▶ [Exercise inputs]:

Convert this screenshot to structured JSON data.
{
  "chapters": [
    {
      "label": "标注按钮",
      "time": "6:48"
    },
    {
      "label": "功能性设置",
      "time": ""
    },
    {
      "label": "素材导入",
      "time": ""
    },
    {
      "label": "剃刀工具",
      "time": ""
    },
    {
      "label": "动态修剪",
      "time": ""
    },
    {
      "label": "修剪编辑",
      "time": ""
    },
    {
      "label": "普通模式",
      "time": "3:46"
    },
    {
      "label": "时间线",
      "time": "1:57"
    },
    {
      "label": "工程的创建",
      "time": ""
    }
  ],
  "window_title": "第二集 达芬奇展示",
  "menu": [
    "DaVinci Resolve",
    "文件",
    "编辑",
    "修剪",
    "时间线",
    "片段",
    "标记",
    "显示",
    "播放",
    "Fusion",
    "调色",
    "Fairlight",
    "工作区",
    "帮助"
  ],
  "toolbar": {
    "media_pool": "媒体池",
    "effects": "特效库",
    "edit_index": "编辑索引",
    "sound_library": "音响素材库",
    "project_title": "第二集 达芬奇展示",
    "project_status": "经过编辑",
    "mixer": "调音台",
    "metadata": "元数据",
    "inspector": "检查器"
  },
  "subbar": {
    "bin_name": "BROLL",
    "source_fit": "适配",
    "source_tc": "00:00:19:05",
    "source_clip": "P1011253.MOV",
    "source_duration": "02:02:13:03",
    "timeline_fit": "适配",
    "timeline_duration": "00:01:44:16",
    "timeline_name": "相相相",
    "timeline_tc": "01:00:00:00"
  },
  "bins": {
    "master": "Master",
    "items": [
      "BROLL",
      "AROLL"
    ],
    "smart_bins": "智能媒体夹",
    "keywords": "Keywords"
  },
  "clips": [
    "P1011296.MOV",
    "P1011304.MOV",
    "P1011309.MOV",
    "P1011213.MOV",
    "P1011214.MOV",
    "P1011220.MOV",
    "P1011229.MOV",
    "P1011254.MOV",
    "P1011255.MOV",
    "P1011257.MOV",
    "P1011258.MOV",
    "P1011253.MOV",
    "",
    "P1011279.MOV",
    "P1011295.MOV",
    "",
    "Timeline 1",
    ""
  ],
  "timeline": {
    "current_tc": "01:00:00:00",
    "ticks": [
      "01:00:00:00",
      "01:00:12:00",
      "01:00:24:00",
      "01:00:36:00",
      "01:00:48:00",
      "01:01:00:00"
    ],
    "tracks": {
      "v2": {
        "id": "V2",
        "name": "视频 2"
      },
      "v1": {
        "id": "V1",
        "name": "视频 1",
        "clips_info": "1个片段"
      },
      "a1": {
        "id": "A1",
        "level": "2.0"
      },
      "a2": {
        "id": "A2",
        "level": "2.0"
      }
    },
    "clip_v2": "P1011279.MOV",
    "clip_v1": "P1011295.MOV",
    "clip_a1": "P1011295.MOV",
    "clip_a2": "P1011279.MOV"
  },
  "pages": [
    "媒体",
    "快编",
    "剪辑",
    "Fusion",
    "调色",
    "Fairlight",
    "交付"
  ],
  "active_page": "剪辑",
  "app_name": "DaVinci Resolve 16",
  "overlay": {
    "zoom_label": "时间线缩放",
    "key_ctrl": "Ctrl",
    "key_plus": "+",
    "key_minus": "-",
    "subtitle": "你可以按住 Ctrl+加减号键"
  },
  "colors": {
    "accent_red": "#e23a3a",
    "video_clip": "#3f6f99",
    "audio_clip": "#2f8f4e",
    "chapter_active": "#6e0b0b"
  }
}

▶ [Problem statement]: Look through the data and gather every line with the string "Resolve" in it.

▶ [Result]:
    "DaVinci Resolve",
  "app_name": "DaVinci Resolve 16",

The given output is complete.